-- What is needed --
Give the material once more, word for word, without any images.

[Data extracted from a collection]
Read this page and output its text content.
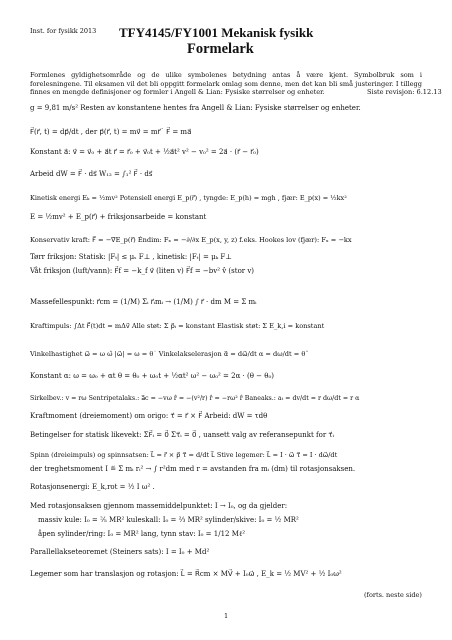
Inst. for fysikk 2013 TFY4145/FY1001 Mekanisk fysikk
Formelark
Formlenes gyldighetsområde og de ulike symbolenes betydning antas å være kjent. Symbolbruk som i forelesningene. Til eksamen vil det bli oppgitt formelark omlag som denne, men det kan bli små justeringer. I tillegg finnes en mengde definisjoner og formler i Angell & Lian: Fysiske størrelser og enheter.	Siste revisjon: 6.12.13
g = 9,81 m/s² Resten av konstantene hentes fra Angell & Lian: Fysiske størrelser og enheter.
F⃗(r⃗, t) = dp⃗/dt , der p⃗(r⃗, t) = mv⃗ = mr⃗˙ F⃗ = ma⃗
Konstant a⃗: v⃗ = v⃗₀ + a⃗t r⃗ = r⃗₀ + v⃗₀t + ½a⃗t² v² − v₀² = 2a⃗ · (r⃗ − r⃗₀)
Arbeid dW = F⃗ · ds⃗ W₁₂ = ∫₁² F⃗ · ds⃗
Kinetisk energi Eₖ = ½mv² Potensiell energi E_p(r⃗) , tyngde: E_p(h) = mgh , fjær: E_p(x) = ½kx²
E = ½mv² + E_p(r⃗) + friksjonsarbeide = konstant
Konservativ kraft: F⃗ = −∇⃗E_p(r⃗) Éndim: Fₓ = −∂/∂x E_p(x, y, z) f.eks. Hookes lov (fjær): Fₓ = −kx
Tørr friksjon: Statisk: |Fₜ| ≤ μₛ F⊥ , kinetisk: |Fₜ| = μₖ F⊥
Våt friksjon (luft/vann): F⃗f = −k_f v⃗ (liten v) F⃗f = −bv² v̂ (stor v)
Massefellespunkt: r⃗cm = (1/M) Σᵢ r⃗ᵢmᵢ → (1/M) ∫ r⃗ · dm M = Σ mᵢ
Kraftimpuls: ∫Δt F⃗(t)dt = mΔv⃗ Alle støt: Σ p⃗ᵢ = konstant Elastisk støt: Σ E_k,i = konstant
Vinkelhastighet ω⃗ = ω ω̂ |ω⃗| = ω = θ˙ Vinkelakselerasjon α⃗ = dω⃗/dt α = dω/dt = θ¨
Konstant α: ω = ω₀ + αt θ = θ₀ + ω₀t + ½αt² ω² − ω₀² = 2α · (θ − θ₀)
Sirkelbev.: v = rω Sentripetalaks.: a⃗c = −vω r̂ = −(v²/r) r̂ = −rω² r̂ Baneaks.: aₜ = dv/dt = r dω/dt = r α
Kraftmoment (dreiemoment) om origo: τ⃗ = r⃗ × F⃗ Arbeid: dW = τdθ
Betingelser for statisk likevekt: ΣF⃗ᵢ = 0⃗ Στ⃗ᵢ = 0⃗ , uansett valg av referansepunkt for τ⃗ᵢ
Spinn (dreieimpuls) og spinnsatsen: L⃗ = r⃗ × p⃗ τ⃗ = d/dt L⃗ Stive legemer: L⃗ = I · ω⃗ τ⃗ = I · dω⃗/dt
der treghetsmoment I ≝ Σ mᵢ rᵢ² → ∫ r²dm med r = avstanden fra mᵢ (dm) til rotasjonsaksen.
Rotasjonsenergi: E_k,rot = ½ I ω² .
Med rotasjonsaksen gjennom massemiddelpunktet: I → I₀, og da gjelder:
massiv kule: I₀ = ⅖ MR² kuleskall: I₀ = ⅔ MR² sylinder/skive: I₀ = ½ MR²
åpen sylinder/ring: I₀ = MR² lang, tynn stav: I₀ = 1/12 Mℓ²
Parallellakseteoremet (Steiners sats): I = I₀ + Md²
Legemer som har translasjon og rotasjon: L⃗ = R⃗cm × MV⃗ + I₀ω⃗ , E_k = ½ MV² + ½ I₀ω²
(forts. neste side)
1
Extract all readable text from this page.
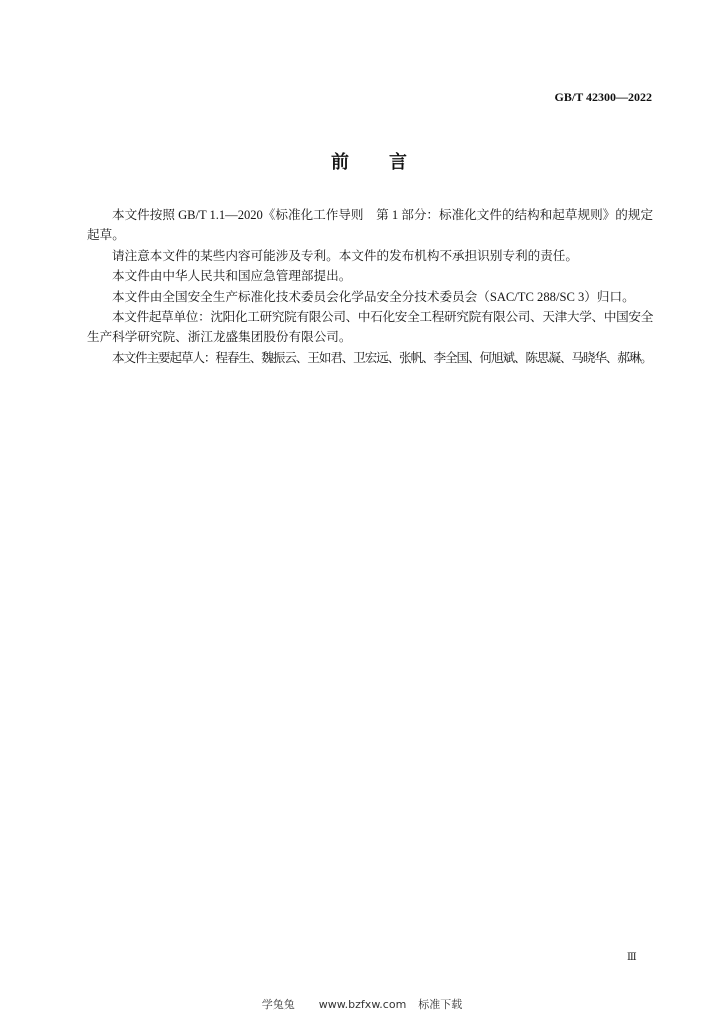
GB/T 42300—2022
前　言
本文件按照 GB/T 1.1—2020《标准化工作导则　第 1 部分：标准化文件的结构和起草规则》的规定
起草。
请注意本文件的某些内容可能涉及专利。本文件的发布机构不承担识别专利的责任。
本文件由中华人民共和国应急管理部提出。
本文件由全国安全生产标准化技术委员会化学品安全分技术委员会（SAC/TC 288/SC 3）归口。
本文件起草单位：沈阳化工研究院有限公司、中石化安全工程研究院有限公司、天津大学、中国安全
生产科学研究院、浙江龙盛集团股份有限公司。
本文件主要起草人：程春生、魏振云、王如君、卫宏远、张帆、李全国、何旭斌、陈思凝、马晓华、郝琳。
Ⅲ
学兔兔 www.bzfxw.com 标准下载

-- Completed exercise --
Read this page and output its text content.
Inst. for fysikk 2013 TFY4145/FY1001 Mekanisk fysikk
Formelark
Formlenes gyldighetsområde og de ulike symbolenes betydning antas å være kjent. Symbolbruk som i forelesningene. Til eksamen vil det bli oppgitt formelark omlag som denne, men det kan bli små justeringer. I tillegg finnes en mengde definisjoner og formler i Angell & Lian: Fysiske størrelser og enheter.	Siste revisjon: 6.12.13
g = 9,81 m/s² Resten av konstantene hentes fra Angell & Lian: Fysiske størrelser og enheter.
F⃗(r⃗, t) = dp⃗/dt , der p⃗(r⃗, t) = mv⃗ = mr⃗˙ F⃗ = ma⃗
Konstant a⃗: v⃗ = v⃗₀ + a⃗t r⃗ = r⃗₀ + v⃗₀t + ½a⃗t² v² − v₀² = 2a⃗ · (r⃗ − r⃗₀)
Arbeid dW = F⃗ · ds⃗ W₁₂ = ∫₁² F⃗ · ds⃗
Kinetisk energi Eₖ = ½mv² Potensiell energi E_p(r⃗) , tyngde: E_p(h) = mgh , fjær: E_p(x) = ½kx²
E = ½mv² + E_p(r⃗) + friksjonsarbeide = konstant
Konservativ kraft: F⃗ = −∇⃗E_p(r⃗) Éndim: Fₓ = −∂/∂x E_p(x, y, z) f.eks. Hookes lov (fjær): Fₓ = −kx
Tørr friksjon: Statisk: |Fₜ| ≤ μₛ F⊥ , kinetisk: |Fₜ| = μₖ F⊥
Våt friksjon (luft/vann): F⃗f = −k_f v⃗ (liten v) F⃗f = −bv² v̂ (stor v)
Massefellespunkt: r⃗cm = (1/M) Σᵢ r⃗ᵢmᵢ → (1/M) ∫ r⃗ · dm M = Σ mᵢ
Kraftimpuls: ∫Δt F⃗(t)dt = mΔv⃗ Alle støt: Σ p⃗ᵢ = konstant Elastisk støt: Σ E_k,i = konstant
Vinkelhastighet ω⃗ = ω ω̂ |ω⃗| = ω = θ˙ Vinkelakselerasjon α⃗ = dω⃗/dt α = dω/dt = θ¨
Konstant α: ω = ω₀ + αt θ = θ₀ + ω₀t + ½αt² ω² − ω₀² = 2α · (θ − θ₀)
Sirkelbev.: v = rω Sentripetalaks.: a⃗c = −vω r̂ = −(v²/r) r̂ = −rω² r̂ Baneaks.: aₜ = dv/dt = r dω/dt = r α
Kraftmoment (dreiemoment) om origo: τ⃗ = r⃗ × F⃗ Arbeid: dW = τdθ
Betingelser for statisk likevekt: ΣF⃗ᵢ = 0⃗ Στ⃗ᵢ = 0⃗ , uansett valg av referansepunkt for τ⃗ᵢ
Spinn (dreieimpuls) og spinnsatsen: L⃗ = r⃗ × p⃗ τ⃗ = d/dt L⃗ Stive legemer: L⃗ = I · ω⃗ τ⃗ = I · dω⃗/dt
der treghetsmoment I ≝ Σ mᵢ rᵢ² → ∫ r²dm med r = avstanden fra mᵢ (dm) til rotasjonsaksen.
Rotasjonsenergi: E_k,rot = ½ I ω² .
Med rotasjonsaksen gjennom massemiddelpunktet: I → I₀, og da gjelder:
massiv kule: I₀ = ⅖ MR² kuleskall: I₀ = ⅔ MR² sylinder/skive: I₀ = ½ MR²
åpen sylinder/ring: I₀ = MR² lang, tynn stav: I₀ = 1/12 Mℓ²
Parallellakseteoremet (Steiners sats): I = I₀ + Md²
Legemer som har translasjon og rotasjon: L⃗ = R⃗cm × MV⃗ + I₀ω⃗ , E_k = ½ MV² + ½ I₀ω²
(forts. neste side)
1
Extract all readable text from this page.
GB/T 42300—2022
前　言
本文件按照 GB/T 1.1—2020《标准化工作导则　第 1 部分：标准化文件的结构和起草规则》的规定
起草。
请注意本文件的某些内容可能涉及专利。本文件的发布机构不承担识别专利的责任。
本文件由中华人民共和国应急管理部提出。
本文件由全国安全生产标准化技术委员会化学品安全分技术委员会（SAC/TC 288/SC 3）归口。
本文件起草单位：沈阳化工研究院有限公司、中石化安全工程研究院有限公司、天津大学、中国安全
生产科学研究院、浙江龙盛集团股份有限公司。
本文件主要起草人：程春生、魏振云、王如君、卫宏远、张帆、李全国、何旭斌、陈思凝、马晓华、郝琳。
Ⅲ
学兔兔 www.bzfxw.com 标准下载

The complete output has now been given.